BEGIN ENTRIES SUPPLIED

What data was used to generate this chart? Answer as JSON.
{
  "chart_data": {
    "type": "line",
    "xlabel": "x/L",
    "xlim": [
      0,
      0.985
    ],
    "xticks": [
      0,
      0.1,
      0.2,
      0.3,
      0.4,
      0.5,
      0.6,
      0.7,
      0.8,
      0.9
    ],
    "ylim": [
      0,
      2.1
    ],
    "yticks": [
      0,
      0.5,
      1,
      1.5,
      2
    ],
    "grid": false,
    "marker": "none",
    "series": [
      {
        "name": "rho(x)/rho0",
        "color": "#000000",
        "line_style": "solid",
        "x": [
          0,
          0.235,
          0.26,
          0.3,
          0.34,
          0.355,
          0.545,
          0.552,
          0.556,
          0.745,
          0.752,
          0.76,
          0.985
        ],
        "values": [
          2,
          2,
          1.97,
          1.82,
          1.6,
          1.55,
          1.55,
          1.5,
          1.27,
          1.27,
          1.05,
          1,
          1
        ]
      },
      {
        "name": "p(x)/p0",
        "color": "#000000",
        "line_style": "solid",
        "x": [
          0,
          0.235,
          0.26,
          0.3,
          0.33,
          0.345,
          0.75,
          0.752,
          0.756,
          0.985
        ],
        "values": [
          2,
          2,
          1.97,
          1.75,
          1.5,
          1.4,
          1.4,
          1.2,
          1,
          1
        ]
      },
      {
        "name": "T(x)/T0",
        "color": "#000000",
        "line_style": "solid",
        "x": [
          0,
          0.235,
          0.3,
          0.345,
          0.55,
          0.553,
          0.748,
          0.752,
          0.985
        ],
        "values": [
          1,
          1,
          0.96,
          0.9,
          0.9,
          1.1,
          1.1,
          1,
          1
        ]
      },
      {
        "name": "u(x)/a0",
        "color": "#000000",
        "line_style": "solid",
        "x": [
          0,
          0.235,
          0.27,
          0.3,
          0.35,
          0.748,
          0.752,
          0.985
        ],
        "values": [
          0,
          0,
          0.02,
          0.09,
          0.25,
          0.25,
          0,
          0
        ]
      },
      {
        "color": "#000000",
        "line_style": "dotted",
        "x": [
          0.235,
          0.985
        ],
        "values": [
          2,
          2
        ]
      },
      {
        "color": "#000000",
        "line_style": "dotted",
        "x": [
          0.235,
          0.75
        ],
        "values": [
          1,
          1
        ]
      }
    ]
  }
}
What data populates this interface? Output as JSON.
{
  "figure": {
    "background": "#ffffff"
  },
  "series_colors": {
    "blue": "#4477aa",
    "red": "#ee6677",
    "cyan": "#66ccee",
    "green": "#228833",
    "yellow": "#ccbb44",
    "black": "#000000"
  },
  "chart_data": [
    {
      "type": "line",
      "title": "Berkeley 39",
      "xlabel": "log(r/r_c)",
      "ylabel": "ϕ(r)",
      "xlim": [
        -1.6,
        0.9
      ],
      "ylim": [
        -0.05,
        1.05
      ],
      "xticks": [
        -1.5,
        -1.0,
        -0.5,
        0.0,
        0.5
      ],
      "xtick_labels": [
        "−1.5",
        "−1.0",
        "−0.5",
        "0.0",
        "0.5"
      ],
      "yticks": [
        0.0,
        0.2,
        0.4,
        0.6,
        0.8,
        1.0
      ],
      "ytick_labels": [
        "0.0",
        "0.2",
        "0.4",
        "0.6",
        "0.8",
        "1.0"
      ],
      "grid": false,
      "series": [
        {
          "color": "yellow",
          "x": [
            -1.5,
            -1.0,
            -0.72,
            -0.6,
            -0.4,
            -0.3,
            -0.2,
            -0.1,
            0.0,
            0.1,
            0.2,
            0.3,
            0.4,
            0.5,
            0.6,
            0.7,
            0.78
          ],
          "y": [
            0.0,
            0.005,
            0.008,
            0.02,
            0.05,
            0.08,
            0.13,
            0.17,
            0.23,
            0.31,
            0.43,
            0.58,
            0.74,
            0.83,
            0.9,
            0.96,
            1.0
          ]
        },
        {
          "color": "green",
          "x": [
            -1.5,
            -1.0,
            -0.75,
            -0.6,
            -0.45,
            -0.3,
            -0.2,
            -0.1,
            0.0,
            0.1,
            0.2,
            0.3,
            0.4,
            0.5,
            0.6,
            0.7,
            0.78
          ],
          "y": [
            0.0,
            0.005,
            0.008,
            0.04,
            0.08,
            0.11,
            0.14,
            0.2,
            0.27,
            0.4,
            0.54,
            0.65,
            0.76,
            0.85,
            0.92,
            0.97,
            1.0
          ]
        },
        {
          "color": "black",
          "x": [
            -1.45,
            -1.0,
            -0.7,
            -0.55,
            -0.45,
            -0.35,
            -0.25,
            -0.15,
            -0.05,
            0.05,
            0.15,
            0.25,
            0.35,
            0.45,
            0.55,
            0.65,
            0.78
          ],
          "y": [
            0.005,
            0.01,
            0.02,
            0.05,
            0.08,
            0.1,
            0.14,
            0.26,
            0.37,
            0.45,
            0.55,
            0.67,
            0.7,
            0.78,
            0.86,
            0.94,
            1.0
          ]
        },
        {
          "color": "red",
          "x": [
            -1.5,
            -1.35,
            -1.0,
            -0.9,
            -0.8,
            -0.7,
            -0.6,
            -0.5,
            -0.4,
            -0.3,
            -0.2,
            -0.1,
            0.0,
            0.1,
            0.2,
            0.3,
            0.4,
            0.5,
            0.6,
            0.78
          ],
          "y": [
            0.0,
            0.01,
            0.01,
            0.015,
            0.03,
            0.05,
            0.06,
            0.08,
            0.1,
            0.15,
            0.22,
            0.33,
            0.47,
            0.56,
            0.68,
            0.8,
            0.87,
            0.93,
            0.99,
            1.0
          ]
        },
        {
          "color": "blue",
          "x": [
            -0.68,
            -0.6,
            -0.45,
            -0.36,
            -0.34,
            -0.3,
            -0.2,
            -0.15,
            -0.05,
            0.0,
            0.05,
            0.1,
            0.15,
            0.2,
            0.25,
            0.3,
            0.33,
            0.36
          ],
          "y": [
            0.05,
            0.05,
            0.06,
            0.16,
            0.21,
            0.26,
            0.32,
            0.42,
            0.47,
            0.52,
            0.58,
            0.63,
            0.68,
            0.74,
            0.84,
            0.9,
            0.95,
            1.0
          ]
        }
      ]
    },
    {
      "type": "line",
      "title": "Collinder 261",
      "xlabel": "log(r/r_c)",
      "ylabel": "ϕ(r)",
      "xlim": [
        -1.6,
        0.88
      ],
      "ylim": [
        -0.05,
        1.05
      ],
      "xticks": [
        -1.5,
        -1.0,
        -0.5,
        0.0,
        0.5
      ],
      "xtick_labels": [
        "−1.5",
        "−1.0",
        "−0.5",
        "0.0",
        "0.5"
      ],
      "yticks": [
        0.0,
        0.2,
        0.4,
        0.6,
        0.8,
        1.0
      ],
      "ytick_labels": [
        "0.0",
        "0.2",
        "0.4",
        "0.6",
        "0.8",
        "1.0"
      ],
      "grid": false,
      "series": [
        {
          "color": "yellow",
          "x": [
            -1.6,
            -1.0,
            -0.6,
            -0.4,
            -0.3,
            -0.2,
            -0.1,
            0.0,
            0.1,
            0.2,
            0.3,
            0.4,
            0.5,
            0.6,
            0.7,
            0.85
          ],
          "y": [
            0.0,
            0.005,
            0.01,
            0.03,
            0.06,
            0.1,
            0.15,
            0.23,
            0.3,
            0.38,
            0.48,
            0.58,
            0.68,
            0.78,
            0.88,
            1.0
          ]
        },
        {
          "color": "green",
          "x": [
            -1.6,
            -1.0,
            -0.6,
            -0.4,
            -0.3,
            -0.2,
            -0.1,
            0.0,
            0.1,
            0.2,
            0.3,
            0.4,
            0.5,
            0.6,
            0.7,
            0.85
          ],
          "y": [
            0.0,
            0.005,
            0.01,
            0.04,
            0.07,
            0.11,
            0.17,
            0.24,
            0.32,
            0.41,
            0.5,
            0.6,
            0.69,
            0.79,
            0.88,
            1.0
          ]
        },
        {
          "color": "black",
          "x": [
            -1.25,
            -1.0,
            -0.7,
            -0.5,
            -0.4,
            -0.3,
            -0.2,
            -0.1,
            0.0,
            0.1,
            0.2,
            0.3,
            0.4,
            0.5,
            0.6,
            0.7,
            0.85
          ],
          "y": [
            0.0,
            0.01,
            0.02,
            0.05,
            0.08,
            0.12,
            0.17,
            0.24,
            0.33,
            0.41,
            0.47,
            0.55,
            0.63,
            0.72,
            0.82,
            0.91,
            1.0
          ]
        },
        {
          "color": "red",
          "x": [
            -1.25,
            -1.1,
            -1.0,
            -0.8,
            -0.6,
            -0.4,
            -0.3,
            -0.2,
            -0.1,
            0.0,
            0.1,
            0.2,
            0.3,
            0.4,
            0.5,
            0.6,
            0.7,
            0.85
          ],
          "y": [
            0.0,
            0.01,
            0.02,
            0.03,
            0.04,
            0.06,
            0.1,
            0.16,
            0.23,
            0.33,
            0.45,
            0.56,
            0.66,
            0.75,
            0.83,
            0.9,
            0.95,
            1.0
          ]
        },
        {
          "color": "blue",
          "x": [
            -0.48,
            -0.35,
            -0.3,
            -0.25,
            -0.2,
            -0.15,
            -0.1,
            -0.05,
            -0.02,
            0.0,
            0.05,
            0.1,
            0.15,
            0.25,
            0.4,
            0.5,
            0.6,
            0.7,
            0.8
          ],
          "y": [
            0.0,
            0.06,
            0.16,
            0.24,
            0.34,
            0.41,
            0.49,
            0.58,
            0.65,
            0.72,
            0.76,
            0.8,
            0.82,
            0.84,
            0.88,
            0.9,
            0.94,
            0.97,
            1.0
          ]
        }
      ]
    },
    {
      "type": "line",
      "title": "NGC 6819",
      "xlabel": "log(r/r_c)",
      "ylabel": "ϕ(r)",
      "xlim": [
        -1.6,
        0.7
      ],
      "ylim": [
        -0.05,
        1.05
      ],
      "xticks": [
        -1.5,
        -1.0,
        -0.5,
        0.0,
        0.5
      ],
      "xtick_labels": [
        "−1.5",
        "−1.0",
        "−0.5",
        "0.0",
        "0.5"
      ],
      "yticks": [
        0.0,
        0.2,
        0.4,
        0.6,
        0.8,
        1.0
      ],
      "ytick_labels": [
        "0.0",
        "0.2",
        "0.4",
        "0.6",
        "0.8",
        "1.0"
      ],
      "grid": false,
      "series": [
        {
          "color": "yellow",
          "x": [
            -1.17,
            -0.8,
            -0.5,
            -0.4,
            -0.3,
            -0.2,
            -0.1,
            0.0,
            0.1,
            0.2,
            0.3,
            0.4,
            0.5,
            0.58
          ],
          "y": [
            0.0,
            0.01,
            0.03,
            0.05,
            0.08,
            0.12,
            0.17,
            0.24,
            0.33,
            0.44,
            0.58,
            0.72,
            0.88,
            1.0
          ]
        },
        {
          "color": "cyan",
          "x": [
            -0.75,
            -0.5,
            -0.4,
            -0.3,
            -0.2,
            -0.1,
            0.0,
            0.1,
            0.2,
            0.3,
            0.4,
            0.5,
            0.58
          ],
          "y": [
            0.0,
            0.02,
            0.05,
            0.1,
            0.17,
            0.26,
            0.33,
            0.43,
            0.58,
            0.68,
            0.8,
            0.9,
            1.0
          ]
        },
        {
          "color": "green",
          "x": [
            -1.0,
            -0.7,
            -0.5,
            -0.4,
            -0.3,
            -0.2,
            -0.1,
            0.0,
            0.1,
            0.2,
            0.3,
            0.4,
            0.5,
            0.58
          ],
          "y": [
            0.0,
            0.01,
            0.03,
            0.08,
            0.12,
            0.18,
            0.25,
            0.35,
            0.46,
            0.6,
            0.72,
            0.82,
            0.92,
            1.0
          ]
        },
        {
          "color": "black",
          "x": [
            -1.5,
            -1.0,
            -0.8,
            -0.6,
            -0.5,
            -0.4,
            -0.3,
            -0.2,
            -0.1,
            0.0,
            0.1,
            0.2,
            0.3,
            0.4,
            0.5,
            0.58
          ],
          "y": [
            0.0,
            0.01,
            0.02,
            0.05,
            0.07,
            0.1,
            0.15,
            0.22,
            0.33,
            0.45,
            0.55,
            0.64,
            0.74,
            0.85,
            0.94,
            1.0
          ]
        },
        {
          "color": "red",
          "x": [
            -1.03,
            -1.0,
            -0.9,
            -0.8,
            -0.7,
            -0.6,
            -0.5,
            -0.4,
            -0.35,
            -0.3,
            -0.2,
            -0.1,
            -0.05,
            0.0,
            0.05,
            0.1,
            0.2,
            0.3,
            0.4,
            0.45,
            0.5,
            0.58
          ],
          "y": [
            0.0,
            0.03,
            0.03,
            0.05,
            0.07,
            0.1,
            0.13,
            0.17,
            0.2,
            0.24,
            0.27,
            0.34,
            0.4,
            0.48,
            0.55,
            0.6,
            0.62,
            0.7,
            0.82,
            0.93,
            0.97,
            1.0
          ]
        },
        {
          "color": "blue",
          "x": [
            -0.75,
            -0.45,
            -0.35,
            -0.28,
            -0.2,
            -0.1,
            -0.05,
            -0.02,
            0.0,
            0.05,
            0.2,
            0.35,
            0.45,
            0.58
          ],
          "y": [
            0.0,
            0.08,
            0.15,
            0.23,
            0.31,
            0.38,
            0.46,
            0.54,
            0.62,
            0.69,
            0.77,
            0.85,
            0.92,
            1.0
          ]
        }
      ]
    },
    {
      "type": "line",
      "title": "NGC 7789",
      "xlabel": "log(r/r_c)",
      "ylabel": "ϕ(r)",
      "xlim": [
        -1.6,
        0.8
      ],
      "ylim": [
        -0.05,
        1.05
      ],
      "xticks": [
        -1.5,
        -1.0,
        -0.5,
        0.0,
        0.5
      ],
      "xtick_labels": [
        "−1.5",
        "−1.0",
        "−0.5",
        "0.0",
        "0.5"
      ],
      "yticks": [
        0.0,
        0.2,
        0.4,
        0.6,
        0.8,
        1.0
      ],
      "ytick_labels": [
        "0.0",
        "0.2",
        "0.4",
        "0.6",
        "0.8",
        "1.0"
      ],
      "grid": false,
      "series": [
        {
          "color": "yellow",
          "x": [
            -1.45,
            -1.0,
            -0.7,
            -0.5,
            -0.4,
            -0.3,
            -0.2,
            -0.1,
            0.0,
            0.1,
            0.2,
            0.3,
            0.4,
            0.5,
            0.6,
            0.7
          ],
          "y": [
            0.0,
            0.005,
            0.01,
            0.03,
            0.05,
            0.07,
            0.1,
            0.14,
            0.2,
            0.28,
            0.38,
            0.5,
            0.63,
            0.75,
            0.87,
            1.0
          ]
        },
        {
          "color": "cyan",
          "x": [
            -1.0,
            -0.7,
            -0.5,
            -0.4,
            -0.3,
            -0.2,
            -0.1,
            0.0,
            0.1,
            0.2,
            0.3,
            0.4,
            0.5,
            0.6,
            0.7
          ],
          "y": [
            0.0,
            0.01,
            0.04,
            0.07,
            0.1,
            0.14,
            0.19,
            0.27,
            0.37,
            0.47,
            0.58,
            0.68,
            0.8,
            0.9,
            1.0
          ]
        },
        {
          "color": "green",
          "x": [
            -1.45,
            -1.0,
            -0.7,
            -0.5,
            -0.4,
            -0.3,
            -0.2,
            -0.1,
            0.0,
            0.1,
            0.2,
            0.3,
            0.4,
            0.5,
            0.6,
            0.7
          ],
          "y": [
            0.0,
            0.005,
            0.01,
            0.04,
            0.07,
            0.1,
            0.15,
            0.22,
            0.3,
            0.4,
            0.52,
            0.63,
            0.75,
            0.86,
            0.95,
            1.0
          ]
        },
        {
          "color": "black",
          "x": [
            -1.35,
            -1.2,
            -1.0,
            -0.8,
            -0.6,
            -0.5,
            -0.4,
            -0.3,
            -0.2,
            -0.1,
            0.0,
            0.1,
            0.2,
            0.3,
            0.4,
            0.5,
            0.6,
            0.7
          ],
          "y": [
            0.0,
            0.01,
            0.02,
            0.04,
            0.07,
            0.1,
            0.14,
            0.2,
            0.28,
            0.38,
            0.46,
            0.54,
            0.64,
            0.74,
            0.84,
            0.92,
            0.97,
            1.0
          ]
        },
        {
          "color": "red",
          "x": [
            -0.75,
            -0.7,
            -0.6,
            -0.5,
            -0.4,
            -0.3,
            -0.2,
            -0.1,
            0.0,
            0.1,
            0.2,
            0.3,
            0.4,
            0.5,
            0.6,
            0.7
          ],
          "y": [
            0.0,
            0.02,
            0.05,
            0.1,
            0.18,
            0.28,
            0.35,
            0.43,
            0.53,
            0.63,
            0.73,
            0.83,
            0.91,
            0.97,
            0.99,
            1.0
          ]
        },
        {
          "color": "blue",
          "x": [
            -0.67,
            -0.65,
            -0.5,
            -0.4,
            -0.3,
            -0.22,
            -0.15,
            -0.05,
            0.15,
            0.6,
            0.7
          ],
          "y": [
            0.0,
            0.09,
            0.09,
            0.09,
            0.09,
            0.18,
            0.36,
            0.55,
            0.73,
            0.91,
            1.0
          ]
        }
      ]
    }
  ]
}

END ENTRIES SUPPLIED

◆ EXERCISE INSTRUCTIONS ◆
From the listing above, copy every line that holds the string "JSON".

◆ RESULT FOR THIS EXERCISE ◆
What data was used to generate this chart? Answer as JSON.
What data populates this interface? Output as JSON.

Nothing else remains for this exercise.